Stored items:
=== Begin Enclosure ===
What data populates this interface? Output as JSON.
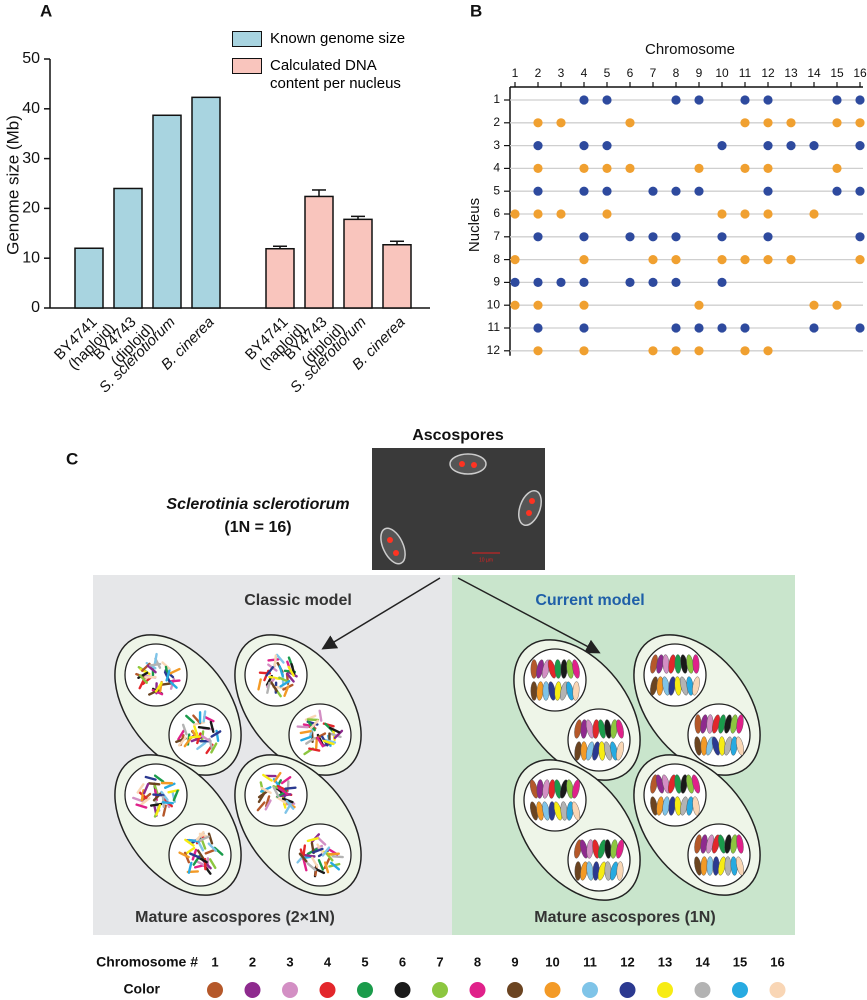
{
  "chart_data": [
    {
      "type": "bar",
      "label": "A",
      "ylabel": "Genome size (Mb)",
      "ylim": [
        0,
        50
      ],
      "yticks": [
        0,
        10,
        20,
        30,
        40,
        50
      ],
      "italic_categories": [
        false,
        false,
        true,
        true
      ],
      "series": [
        {
          "name": "Known genome size",
          "color": "#a8d4e0",
          "categories": [
            [
              "BY4741",
              "(haploid)"
            ],
            [
              "BY4743",
              "(diploid)"
            ],
            [
              "S. sclerotiorum"
            ],
            [
              "B. cinerea"
            ]
          ],
          "values": [
            12,
            24,
            38.7,
            42.3
          ]
        },
        {
          "name": "Calculated DNA content per nucleus",
          "color": "#f9c5bd",
          "categories": [
            [
              "BY4741",
              "(haploid)"
            ],
            [
              "BY4743",
              "(diploid)"
            ],
            [
              "S. sclerotiorum"
            ],
            [
              "B. cinerea"
            ]
          ],
          "values": [
            11.9,
            22.4,
            17.8,
            12.7
          ],
          "errors": [
            0.5,
            1.3,
            0.6,
            0.7
          ]
        }
      ]
    },
    {
      "type": "dot_matrix",
      "label": "B",
      "xlabel": "Chromosome",
      "ylabel": "Nucleus",
      "xlim": [
        1,
        16
      ],
      "xticks": [
        1,
        2,
        3,
        4,
        5,
        6,
        7,
        8,
        9,
        10,
        11,
        12,
        13,
        14,
        15,
        16
      ],
      "series": [
        {
          "name": "1",
          "color": "#2e4a9e",
          "values": [
            4,
            5,
            8,
            9,
            11,
            12,
            15,
            16
          ]
        },
        {
          "name": "2",
          "color": "#f0a030",
          "values": [
            2,
            3,
            6,
            11,
            12,
            13,
            15,
            16
          ]
        },
        {
          "name": "3",
          "color": "#2e4a9e",
          "values": [
            2,
            4,
            5,
            10,
            12,
            13,
            14,
            16
          ]
        },
        {
          "name": "4",
          "color": "#f0a030",
          "values": [
            2,
            4,
            5,
            6,
            9,
            11,
            12,
            15
          ]
        },
        {
          "name": "5",
          "color": "#2e4a9e",
          "values": [
            2,
            4,
            5,
            7,
            8,
            9,
            12,
            15,
            16
          ]
        },
        {
          "name": "6",
          "color": "#f0a030",
          "values": [
            1,
            2,
            3,
            5,
            10,
            11,
            12,
            14
          ]
        },
        {
          "name": "7",
          "color": "#2e4a9e",
          "values": [
            2,
            4,
            6,
            7,
            8,
            10,
            12,
            16
          ]
        },
        {
          "name": "8",
          "color": "#f0a030",
          "values": [
            1,
            4,
            7,
            8,
            10,
            11,
            12,
            13,
            16
          ]
        },
        {
          "name": "9",
          "color": "#2e4a9e",
          "values": [
            1,
            2,
            3,
            4,
            6,
            7,
            8,
            10
          ]
        },
        {
          "name": "10",
          "color": "#f0a030",
          "values": [
            1,
            2,
            4,
            9,
            14,
            15
          ]
        },
        {
          "name": "11",
          "color": "#2e4a9e",
          "values": [
            2,
            4,
            8,
            9,
            10,
            11,
            14,
            16
          ]
        },
        {
          "name": "12",
          "color": "#f0a030",
          "values": [
            2,
            4,
            7,
            8,
            9,
            11,
            12
          ]
        }
      ]
    }
  ],
  "diagram": {
    "label": "C",
    "image_title": "Ascospores",
    "scale_bar": "10 µm",
    "organism": "Sclerotinia sclerotiorum",
    "chromosome_count": "(1N = 16)",
    "panels": [
      {
        "title": "Classic model",
        "caption": "Mature ascospores (2×1N)"
      },
      {
        "title": "Current model",
        "caption": "Mature ascospores (1N)"
      }
    ],
    "legend": {
      "number_label": "Chromosome #",
      "color_label": "Color",
      "chromosomes": [
        1,
        2,
        3,
        4,
        5,
        6,
        7,
        8,
        9,
        10,
        11,
        12,
        13,
        14,
        15,
        16
      ],
      "colors": [
        "#b5582a",
        "#8e2a8e",
        "#d38fc4",
        "#e3262b",
        "#1a9b4b",
        "#1a1a1a",
        "#8cc63f",
        "#e0218a",
        "#6b4421",
        "#f39a26",
        "#7fc4e8",
        "#2b3990",
        "#f7ec13",
        "#b3b3b3",
        "#27aae1",
        "#f9d6b5"
      ]
    }
  }
}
=== End Enclosure ===
**AIM OF THE TASK:**
Give back an exact reproduction of the entries, with all pictures excluded.

**SOLUTION TO THIS TASK:**
What data populates this interface? Output as JSON.
{
  "chart_data": [
    {
      "type": "bar",
      "label": "A",
      "ylabel": "Genome size (Mb)",
      "ylim": [
        0,
        50
      ],
      "yticks": [
        0,
        10,
        20,
        30,
        40,
        50
      ],
      "italic_categories": [
        false,
        false,
        true,
        true
      ],
      "series": [
        {
          "name": "Known genome size",
          "color": "#a8d4e0",
          "categories": [
            [
              "BY4741",
              "(haploid)"
            ],
            [
              "BY4743",
              "(diploid)"
            ],
            [
              "S. sclerotiorum"
            ],
            [
              "B. cinerea"
            ]
          ],
          "values": [
            12,
            24,
            38.7,
            42.3
          ]
        },
        {
          "name": "Calculated DNA content per nucleus",
          "color": "#f9c5bd",
          "categories": [
            [
              "BY4741",
              "(haploid)"
            ],
            [
              "BY4743",
              "(diploid)"
            ],
            [
              "S. sclerotiorum"
            ],
            [
              "B. cinerea"
            ]
          ],
          "values": [
            11.9,
            22.4,
            17.8,
            12.7
          ],
          "errors": [
            0.5,
            1.3,
            0.6,
            0.7
          ]
        }
      ]
    },
    {
      "type": "dot_matrix",
      "label": "B",
      "xlabel": "Chromosome",
      "ylabel": "Nucleus",
      "xlim": [
        1,
        16
      ],
      "xticks": [
        1,
        2,
        3,
        4,
        5,
        6,
        7,
        8,
        9,
        10,
        11,
        12,
        13,
        14,
        15,
        16
      ],
      "series": [
        {
          "name": "1",
          "color": "#2e4a9e",
          "values": [
            4,
            5,
            8,
            9,
            11,
            12,
            15,
            16
          ]
        },
        {
          "name": "2",
          "color": "#f0a030",
          "values": [
            2,
            3,
            6,
            11,
            12,
            13,
            15,
            16
          ]
        },
        {
          "name": "3",
          "color": "#2e4a9e",
          "values": [
            2,
            4,
            5,
            10,
            12,
            13,
            14,
            16
          ]
        },
        {
          "name": "4",
          "color": "#f0a030",
          "values": [
            2,
            4,
            5,
            6,
            9,
            11,
            12,
            15
          ]
        },
        {
          "name": "5",
          "color": "#2e4a9e",
          "values": [
            2,
            4,
            5,
            7,
            8,
            9,
            12,
            15,
            16
          ]
        },
        {
          "name": "6",
          "color": "#f0a030",
          "values": [
            1,
            2,
            3,
            5,
            10,
            11,
            12,
            14
          ]
        },
        {
          "name": "7",
          "color": "#2e4a9e",
          "values": [
            2,
            4,
            6,
            7,
            8,
            10,
            12,
            16
          ]
        },
        {
          "name": "8",
          "color": "#f0a030",
          "values": [
            1,
            4,
            7,
            8,
            10,
            11,
            12,
            13,
            16
          ]
        },
        {
          "name": "9",
          "color": "#2e4a9e",
          "values": [
            1,
            2,
            3,
            4,
            6,
            7,
            8,
            10
          ]
        },
        {
          "name": "10",
          "color": "#f0a030",
          "values": [
            1,
            2,
            4,
            9,
            14,
            15
          ]
        },
        {
          "name": "11",
          "color": "#2e4a9e",
          "values": [
            2,
            4,
            8,
            9,
            10,
            11,
            14,
            16
          ]
        },
        {
          "name": "12",
          "color": "#f0a030",
          "values": [
            2,
            4,
            7,
            8,
            9,
            11,
            12
          ]
        }
      ]
    }
  ],
  "diagram": {
    "label": "C",
    "image_title": "Ascospores",
    "scale_bar": "10 µm",
    "organism": "Sclerotinia sclerotiorum",
    "chromosome_count": "(1N = 16)",
    "panels": [
      {
        "title": "Classic model",
        "caption": "Mature ascospores (2×1N)"
      },
      {
        "title": "Current model",
        "caption": "Mature ascospores (1N)"
      }
    ],
    "legend": {
      "number_label": "Chromosome #",
      "color_label": "Color",
      "chromosomes": [
        1,
        2,
        3,
        4,
        5,
        6,
        7,
        8,
        9,
        10,
        11,
        12,
        13,
        14,
        15,
        16
      ],
      "colors": [
        "#b5582a",
        "#8e2a8e",
        "#d38fc4",
        "#e3262b",
        "#1a9b4b",
        "#1a1a1a",
        "#8cc63f",
        "#e0218a",
        "#6b4421",
        "#f39a26",
        "#7fc4e8",
        "#2b3990",
        "#f7ec13",
        "#b3b3b3",
        "#27aae1",
        "#f9d6b5"
      ]
    }
  }
}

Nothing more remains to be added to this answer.